◆ **MATERIAL TO PROCESS**
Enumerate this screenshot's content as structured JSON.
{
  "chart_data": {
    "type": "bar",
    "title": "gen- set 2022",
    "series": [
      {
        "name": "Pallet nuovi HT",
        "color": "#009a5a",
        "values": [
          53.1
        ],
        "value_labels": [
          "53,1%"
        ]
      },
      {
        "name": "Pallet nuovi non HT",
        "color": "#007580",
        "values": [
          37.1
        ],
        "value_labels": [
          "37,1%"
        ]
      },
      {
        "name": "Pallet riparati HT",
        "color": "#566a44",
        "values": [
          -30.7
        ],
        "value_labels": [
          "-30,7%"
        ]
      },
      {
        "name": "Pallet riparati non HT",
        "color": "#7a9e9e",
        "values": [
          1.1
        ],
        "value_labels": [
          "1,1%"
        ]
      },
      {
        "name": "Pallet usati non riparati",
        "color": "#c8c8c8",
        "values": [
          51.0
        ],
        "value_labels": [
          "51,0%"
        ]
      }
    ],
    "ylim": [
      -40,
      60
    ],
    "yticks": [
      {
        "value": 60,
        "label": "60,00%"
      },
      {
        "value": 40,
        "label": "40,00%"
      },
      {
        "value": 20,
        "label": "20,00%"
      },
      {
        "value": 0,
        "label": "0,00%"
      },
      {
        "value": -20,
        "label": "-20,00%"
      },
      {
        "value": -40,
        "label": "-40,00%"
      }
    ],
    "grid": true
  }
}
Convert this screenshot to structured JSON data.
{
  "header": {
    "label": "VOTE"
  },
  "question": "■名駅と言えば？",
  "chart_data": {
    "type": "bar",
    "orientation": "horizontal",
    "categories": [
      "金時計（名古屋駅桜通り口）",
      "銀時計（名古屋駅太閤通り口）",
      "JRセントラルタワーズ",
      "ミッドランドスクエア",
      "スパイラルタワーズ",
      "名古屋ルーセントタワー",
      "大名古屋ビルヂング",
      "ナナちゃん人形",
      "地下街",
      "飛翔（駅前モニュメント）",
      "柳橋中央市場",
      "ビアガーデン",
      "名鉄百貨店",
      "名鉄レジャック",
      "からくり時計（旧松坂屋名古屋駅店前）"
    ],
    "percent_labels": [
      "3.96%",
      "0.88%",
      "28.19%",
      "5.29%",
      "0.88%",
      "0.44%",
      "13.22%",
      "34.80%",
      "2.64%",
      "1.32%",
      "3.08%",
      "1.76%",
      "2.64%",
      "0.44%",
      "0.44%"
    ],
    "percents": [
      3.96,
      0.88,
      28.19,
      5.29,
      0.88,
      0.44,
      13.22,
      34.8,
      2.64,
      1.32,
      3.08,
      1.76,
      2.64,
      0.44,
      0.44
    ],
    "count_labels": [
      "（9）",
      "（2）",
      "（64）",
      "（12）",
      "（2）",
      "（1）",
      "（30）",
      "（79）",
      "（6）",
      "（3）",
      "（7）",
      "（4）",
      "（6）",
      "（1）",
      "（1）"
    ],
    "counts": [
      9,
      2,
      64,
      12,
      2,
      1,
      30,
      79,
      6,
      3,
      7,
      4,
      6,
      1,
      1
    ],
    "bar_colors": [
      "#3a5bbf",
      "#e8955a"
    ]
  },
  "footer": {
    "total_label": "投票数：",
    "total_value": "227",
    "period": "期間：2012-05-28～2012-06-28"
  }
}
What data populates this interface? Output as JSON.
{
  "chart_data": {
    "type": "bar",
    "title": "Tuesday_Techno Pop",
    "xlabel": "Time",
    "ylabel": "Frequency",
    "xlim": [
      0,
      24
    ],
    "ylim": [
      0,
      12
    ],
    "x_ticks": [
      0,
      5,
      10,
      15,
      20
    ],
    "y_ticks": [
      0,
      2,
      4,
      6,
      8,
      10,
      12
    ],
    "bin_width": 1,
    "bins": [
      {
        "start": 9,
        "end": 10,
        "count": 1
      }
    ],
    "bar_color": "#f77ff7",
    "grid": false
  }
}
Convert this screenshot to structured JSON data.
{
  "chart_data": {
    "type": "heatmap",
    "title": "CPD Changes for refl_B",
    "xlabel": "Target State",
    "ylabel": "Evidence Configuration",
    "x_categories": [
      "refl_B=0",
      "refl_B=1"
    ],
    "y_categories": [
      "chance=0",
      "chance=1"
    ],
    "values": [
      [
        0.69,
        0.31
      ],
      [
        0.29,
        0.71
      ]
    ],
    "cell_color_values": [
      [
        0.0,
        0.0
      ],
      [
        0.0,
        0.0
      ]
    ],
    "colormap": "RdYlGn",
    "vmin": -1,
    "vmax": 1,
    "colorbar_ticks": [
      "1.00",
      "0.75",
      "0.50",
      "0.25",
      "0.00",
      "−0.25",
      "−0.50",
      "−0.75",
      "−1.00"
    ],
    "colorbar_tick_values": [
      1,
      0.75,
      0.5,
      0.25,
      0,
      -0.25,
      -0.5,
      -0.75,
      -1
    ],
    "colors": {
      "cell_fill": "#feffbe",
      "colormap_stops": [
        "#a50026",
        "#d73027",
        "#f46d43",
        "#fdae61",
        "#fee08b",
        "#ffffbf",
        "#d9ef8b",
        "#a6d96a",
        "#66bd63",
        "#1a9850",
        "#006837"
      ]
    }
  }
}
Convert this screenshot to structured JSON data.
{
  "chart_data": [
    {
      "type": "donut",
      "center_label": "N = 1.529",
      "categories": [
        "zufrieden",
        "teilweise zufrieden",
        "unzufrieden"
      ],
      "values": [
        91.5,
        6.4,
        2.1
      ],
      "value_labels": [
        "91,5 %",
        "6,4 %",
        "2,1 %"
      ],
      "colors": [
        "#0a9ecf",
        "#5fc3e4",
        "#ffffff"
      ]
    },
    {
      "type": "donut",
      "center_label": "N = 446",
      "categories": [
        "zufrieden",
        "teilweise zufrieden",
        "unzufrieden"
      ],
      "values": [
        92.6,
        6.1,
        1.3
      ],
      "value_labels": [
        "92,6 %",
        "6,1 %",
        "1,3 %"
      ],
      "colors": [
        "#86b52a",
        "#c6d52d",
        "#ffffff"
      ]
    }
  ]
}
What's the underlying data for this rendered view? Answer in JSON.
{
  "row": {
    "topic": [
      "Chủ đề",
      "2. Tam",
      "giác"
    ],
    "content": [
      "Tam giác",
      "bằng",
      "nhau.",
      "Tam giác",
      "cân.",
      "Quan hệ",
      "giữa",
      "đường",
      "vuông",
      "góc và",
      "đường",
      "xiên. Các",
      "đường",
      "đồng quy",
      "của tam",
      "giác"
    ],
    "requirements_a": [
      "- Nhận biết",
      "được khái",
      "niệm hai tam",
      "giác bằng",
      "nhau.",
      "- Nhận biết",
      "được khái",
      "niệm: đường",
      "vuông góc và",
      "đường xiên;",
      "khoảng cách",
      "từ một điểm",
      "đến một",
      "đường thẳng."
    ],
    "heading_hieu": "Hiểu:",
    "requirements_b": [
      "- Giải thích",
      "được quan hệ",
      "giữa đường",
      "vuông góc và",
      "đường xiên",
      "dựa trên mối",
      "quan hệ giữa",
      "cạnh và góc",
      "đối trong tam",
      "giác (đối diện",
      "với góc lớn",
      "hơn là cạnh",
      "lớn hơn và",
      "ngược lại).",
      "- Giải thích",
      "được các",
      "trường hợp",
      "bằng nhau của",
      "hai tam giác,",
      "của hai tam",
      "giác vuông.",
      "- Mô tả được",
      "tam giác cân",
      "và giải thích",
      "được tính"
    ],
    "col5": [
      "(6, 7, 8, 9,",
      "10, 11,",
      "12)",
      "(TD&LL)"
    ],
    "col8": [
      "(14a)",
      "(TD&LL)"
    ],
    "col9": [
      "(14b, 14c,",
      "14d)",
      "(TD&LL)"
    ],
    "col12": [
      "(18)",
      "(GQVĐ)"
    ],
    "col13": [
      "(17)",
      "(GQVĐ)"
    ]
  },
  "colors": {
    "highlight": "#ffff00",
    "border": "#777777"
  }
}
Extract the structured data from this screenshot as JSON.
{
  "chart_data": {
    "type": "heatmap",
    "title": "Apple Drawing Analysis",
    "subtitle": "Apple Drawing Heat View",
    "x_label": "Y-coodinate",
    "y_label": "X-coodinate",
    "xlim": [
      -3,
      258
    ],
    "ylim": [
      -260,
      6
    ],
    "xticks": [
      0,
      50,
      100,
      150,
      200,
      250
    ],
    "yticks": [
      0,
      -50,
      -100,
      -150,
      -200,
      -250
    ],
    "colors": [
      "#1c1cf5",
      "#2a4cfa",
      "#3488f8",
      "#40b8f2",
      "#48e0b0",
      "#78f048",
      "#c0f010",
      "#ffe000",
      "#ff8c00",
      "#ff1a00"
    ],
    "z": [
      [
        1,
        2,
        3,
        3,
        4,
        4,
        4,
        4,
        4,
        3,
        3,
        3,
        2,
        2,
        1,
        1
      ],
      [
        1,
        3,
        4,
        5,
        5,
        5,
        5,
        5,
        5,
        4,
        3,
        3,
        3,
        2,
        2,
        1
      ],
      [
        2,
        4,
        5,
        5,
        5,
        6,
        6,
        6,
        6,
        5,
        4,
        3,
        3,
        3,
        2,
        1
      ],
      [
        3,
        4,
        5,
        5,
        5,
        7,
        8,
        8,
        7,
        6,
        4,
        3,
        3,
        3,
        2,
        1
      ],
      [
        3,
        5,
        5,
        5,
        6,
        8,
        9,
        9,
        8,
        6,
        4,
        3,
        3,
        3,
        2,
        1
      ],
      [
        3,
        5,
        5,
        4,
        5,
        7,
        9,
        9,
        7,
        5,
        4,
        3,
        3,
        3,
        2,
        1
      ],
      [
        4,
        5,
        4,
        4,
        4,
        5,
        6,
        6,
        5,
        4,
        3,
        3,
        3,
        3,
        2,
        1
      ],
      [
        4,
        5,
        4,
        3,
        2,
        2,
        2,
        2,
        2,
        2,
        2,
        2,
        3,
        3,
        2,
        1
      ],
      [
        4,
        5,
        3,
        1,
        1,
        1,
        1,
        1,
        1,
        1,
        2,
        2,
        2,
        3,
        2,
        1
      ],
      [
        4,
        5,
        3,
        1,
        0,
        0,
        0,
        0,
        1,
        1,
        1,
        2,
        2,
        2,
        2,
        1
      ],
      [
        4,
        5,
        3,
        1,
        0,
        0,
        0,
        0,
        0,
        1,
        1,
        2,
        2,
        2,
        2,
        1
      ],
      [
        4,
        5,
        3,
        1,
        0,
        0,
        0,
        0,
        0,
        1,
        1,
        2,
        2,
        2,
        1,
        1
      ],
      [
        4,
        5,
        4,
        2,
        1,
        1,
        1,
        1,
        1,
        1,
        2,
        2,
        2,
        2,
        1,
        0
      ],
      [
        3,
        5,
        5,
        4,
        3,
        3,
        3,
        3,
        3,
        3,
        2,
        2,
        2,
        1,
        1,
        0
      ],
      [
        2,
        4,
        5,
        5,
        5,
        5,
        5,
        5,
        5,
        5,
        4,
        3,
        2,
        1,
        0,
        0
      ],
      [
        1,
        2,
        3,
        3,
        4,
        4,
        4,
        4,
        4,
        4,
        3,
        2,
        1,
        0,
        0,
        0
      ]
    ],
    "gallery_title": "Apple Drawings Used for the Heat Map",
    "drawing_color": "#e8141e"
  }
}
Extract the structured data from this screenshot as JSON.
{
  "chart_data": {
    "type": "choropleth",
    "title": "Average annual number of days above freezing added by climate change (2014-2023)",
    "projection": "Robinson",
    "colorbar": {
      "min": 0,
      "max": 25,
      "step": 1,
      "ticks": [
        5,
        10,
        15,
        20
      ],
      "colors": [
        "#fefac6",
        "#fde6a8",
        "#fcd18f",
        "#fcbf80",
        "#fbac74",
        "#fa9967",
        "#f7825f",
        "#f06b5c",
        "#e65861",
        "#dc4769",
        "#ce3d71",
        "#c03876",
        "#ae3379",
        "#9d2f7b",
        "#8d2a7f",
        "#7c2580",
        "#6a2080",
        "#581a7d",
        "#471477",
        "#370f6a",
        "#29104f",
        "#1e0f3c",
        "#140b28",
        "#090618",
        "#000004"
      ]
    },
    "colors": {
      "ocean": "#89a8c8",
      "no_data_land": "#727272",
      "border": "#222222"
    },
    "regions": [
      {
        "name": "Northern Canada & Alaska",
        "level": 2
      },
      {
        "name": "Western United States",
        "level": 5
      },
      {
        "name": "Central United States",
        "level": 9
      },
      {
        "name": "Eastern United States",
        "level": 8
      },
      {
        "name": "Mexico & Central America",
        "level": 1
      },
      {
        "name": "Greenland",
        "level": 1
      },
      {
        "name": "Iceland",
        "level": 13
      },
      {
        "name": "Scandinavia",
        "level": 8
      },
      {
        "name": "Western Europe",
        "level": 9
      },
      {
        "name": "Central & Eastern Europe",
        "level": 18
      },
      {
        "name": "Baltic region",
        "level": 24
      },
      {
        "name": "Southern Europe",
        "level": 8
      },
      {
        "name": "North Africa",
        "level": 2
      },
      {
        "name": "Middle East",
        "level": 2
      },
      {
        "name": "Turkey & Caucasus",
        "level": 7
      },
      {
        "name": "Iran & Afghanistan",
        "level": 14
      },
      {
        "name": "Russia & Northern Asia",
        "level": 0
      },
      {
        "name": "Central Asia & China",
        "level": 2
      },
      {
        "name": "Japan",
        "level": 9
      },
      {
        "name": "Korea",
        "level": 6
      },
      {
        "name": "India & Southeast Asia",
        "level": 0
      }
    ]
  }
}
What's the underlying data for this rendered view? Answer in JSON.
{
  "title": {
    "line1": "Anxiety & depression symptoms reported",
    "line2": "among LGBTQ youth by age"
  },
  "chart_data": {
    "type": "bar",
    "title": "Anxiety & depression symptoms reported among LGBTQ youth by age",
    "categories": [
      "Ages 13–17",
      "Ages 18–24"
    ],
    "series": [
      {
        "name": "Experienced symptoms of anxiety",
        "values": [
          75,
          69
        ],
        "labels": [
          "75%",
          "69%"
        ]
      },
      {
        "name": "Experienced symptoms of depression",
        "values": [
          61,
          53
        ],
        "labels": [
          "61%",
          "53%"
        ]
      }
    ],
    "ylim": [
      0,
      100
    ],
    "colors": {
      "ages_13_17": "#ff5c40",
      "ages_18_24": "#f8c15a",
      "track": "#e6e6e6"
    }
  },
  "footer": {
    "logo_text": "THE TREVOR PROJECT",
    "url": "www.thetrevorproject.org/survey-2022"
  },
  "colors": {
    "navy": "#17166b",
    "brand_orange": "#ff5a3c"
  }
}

◆ **EXERCISE PROMPT**
Copy every line of the material in which the word "vuông" occurs.

◆ **EXERCISE RESULT**
      "vuông",
      "vuông góc và",
      "vuông góc và",
      "giác vuông.",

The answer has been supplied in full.